◆ What to work on
Check every line below for the word "penerimaan" and copy each one that has it.

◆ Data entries
==========

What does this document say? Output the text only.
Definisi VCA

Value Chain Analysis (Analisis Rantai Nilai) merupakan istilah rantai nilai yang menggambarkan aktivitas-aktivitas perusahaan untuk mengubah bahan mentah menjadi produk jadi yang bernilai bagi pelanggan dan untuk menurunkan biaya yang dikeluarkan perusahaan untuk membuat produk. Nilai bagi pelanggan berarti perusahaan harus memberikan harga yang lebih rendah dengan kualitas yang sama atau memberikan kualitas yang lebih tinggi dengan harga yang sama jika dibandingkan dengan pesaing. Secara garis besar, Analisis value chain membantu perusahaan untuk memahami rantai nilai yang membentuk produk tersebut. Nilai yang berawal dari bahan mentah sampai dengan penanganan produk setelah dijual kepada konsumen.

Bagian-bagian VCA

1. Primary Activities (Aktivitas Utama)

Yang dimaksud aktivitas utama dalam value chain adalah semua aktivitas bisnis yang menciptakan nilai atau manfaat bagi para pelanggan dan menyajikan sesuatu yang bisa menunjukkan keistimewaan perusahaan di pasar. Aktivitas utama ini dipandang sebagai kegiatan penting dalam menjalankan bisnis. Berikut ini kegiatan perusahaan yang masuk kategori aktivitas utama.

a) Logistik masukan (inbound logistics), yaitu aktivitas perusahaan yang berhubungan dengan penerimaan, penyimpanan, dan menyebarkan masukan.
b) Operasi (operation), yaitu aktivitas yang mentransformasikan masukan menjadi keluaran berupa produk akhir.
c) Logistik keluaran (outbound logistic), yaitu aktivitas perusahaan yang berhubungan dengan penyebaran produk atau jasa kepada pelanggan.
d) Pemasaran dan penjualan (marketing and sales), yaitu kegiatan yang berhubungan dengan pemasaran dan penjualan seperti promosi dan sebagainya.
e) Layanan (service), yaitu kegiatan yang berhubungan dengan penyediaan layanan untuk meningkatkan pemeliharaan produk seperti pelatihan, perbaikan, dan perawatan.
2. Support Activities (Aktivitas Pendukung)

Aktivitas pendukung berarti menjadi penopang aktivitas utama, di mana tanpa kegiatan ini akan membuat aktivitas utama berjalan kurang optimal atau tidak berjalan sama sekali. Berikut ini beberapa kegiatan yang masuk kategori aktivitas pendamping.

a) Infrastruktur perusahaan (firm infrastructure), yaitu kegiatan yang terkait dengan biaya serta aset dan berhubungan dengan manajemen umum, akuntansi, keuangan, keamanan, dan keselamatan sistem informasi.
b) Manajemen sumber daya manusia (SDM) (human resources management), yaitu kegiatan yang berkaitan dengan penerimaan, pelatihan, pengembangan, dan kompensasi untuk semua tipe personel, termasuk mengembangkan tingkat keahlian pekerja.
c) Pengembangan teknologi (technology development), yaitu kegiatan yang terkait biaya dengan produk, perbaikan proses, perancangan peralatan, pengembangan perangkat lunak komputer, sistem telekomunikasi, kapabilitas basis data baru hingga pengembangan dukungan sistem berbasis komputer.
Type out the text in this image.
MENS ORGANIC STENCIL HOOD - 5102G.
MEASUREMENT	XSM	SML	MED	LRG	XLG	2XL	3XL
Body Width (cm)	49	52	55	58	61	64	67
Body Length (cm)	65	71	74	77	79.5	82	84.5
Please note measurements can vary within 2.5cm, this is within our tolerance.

==========

◆ The answer
a) Logistik masukan (inbound logistics), yaitu aktivitas perusahaan yang berhubungan dengan penerimaan, penyimpanan, dan menyebarkan masukan.
b) Manajemen sumber daya manusia (SDM) (human resources management), yaitu kegiatan yang berkaitan dengan penerimaan, pelatihan, pengembangan, dan kompensasi untuk semua tipe personel, termasuk mengembangkan tingkat keahlian pekerja.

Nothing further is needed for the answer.